(Entries taken from a collection)
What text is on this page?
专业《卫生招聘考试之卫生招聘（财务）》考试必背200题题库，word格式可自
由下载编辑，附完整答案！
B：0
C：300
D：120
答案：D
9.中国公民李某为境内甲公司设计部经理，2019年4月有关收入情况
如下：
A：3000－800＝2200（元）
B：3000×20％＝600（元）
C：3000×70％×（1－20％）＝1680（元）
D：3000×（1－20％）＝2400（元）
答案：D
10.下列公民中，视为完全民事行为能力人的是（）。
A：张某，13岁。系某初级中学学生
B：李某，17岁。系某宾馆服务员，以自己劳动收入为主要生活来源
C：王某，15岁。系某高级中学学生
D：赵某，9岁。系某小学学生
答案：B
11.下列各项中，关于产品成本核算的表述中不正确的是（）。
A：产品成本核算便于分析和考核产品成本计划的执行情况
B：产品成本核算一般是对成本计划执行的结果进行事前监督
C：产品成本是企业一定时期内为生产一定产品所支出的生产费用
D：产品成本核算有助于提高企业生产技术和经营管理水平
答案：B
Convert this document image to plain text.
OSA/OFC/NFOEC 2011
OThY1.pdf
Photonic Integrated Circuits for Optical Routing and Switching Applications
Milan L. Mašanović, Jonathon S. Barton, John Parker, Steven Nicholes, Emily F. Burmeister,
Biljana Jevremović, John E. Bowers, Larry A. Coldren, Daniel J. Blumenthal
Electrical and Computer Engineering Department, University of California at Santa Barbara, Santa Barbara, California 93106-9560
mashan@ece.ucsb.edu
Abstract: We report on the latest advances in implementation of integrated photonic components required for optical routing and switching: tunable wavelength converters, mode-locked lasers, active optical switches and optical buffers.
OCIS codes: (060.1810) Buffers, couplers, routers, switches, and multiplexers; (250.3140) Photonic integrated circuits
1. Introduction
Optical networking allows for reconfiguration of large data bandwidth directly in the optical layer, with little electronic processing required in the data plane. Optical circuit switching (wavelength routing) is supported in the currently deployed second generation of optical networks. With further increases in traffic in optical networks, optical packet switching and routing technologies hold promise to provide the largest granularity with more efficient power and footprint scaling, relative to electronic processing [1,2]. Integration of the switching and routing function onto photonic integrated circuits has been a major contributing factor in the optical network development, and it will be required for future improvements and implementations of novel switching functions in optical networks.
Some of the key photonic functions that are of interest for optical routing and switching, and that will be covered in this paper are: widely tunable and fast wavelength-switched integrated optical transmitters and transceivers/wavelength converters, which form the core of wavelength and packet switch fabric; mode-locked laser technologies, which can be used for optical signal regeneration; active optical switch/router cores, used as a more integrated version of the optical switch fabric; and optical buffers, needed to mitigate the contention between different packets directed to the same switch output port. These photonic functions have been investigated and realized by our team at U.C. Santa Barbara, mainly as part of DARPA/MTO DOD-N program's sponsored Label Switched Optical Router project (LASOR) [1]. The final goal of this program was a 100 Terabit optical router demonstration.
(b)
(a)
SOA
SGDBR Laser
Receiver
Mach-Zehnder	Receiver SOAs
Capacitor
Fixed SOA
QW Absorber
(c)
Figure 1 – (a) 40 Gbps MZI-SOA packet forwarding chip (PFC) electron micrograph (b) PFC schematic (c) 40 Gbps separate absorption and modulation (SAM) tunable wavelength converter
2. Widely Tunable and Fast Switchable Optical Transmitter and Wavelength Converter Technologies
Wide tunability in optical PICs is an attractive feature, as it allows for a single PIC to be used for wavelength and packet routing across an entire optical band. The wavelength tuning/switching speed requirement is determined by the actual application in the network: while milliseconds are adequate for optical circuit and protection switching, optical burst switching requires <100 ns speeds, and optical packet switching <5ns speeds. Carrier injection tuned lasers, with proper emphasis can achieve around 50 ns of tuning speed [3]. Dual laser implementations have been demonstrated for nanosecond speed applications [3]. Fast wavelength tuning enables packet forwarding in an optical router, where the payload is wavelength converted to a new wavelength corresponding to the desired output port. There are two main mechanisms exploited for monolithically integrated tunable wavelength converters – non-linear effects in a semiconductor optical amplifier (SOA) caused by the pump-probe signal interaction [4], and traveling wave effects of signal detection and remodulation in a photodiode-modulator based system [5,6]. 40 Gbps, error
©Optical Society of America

* _Objective_: Repeat the entries shown above, every one, word for word.

* _Exercise result_:
What text is on this page?
专业《卫生招聘考试之卫生招聘（财务）》考试必背200题题库，word格式可自
由下载编辑，附完整答案！
B：0
C：300
D：120
答案：D
9.中国公民李某为境内甲公司设计部经理，2019年4月有关收入情况
如下：
A：3000－800＝2200（元）
B：3000×20％＝600（元）
C：3000×70％×（1－20％）＝1680（元）
D：3000×（1－20％）＝2400（元）
答案：D
10.下列公民中，视为完全民事行为能力人的是（）。
A：张某，13岁。系某初级中学学生
B：李某，17岁。系某宾馆服务员，以自己劳动收入为主要生活来源
C：王某，15岁。系某高级中学学生
D：赵某，9岁。系某小学学生
答案：B
11.下列各项中，关于产品成本核算的表述中不正确的是（）。
A：产品成本核算便于分析和考核产品成本计划的执行情况
B：产品成本核算一般是对成本计划执行的结果进行事前监督
C：产品成本是企业一定时期内为生产一定产品所支出的生产费用
D：产品成本核算有助于提高企业生产技术和经营管理水平
答案：B
Convert this document image to plain text.
OSA/OFC/NFOEC 2011
OThY1.pdf
Photonic Integrated Circuits for Optical Routing and Switching Applications
Milan L. Mašanović, Jonathon S. Barton, John Parker, Steven Nicholes, Emily F. Burmeister,
Biljana Jevremović, John E. Bowers, Larry A. Coldren, Daniel J. Blumenthal
Electrical and Computer Engineering Department, University of California at Santa Barbara, Santa Barbara, California 93106-9560
mashan@ece.ucsb.edu
Abstract: We report on the latest advances in implementation of integrated photonic components required for optical routing and switching: tunable wavelength converters, mode-locked lasers, active optical switches and optical buffers.
OCIS codes: (060.1810) Buffers, couplers, routers, switches, and multiplexers; (250.3140) Photonic integrated circuits
1. Introduction
Optical networking allows for reconfiguration of large data bandwidth directly in the optical layer, with little electronic processing required in the data plane. Optical circuit switching (wavelength routing) is supported in the currently deployed second generation of optical networks. With further increases in traffic in optical networks, optical packet switching and routing technologies hold promise to provide the largest granularity with more efficient power and footprint scaling, relative to electronic processing [1,2]. Integration of the switching and routing function onto photonic integrated circuits has been a major contributing factor in the optical network development, and it will be required for future improvements and implementations of novel switching functions in optical networks.
Some of the key photonic functions that are of interest for optical routing and switching, and that will be covered in this paper are: widely tunable and fast wavelength-switched integrated optical transmitters and transceivers/wavelength converters, which form the core of wavelength and packet switch fabric; mode-locked laser technologies, which can be used for optical signal regeneration; active optical switch/router cores, used as a more integrated version of the optical switch fabric; and optical buffers, needed to mitigate the contention between different packets directed to the same switch output port. These photonic functions have been investigated and realized by our team at U.C. Santa Barbara, mainly as part of DARPA/MTO DOD-N program's sponsored Label Switched Optical Router project (LASOR) [1]. The final goal of this program was a 100 Terabit optical router demonstration.
(b)
(a)
SOA
SGDBR Laser
Receiver
Mach-Zehnder	Receiver SOAs
Capacitor
Fixed SOA
QW Absorber
(c)
Figure 1 – (a) 40 Gbps MZI-SOA packet forwarding chip (PFC) electron micrograph (b) PFC schematic (c) 40 Gbps separate absorption and modulation (SAM) tunable wavelength converter
2. Widely Tunable and Fast Switchable Optical Transmitter and Wavelength Converter Technologies
Wide tunability in optical PICs is an attractive feature, as it allows for a single PIC to be used for wavelength and packet routing across an entire optical band. The wavelength tuning/switching speed requirement is determined by the actual application in the network: while milliseconds are adequate for optical circuit and protection switching, optical burst switching requires <100 ns speeds, and optical packet switching <5ns speeds. Carrier injection tuned lasers, with proper emphasis can achieve around 50 ns of tuning speed [3]. Dual laser implementations have been demonstrated for nanosecond speed applications [3]. Fast wavelength tuning enables packet forwarding in an optical router, where the payload is wavelength converted to a new wavelength corresponding to the desired output port. There are two main mechanisms exploited for monolithically integrated tunable wavelength converters – non-linear effects in a semiconductor optical amplifier (SOA) caused by the pump-probe signal interaction [4], and traveling wave effects of signal detection and remodulation in a photodiode-modulator based system [5,6]. 40 Gbps, error
©Optical Society of America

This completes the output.